● Exercise objective
Identify and reproduce every line holding the string "Räder".

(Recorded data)
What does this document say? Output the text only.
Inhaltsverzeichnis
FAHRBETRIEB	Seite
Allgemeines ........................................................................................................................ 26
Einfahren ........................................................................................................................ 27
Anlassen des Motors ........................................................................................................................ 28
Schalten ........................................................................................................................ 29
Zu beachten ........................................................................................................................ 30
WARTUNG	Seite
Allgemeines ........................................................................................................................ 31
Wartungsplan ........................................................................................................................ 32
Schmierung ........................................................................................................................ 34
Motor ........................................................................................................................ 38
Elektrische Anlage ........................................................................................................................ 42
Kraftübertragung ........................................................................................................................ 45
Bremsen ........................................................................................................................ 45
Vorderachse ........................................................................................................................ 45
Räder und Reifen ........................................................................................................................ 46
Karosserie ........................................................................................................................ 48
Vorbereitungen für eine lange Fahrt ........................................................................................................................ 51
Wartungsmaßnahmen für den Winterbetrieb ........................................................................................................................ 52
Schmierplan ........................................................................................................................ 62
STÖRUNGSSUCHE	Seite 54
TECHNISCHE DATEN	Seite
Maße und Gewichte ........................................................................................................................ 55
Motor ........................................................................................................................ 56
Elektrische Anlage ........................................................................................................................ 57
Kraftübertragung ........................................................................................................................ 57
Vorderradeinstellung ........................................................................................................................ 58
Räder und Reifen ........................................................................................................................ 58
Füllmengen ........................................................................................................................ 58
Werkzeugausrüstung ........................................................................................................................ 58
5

● Solution to this problem
Räder und Reifen ........................................................................................................................ 46
Räder und Reifen ........................................................................................................................ 58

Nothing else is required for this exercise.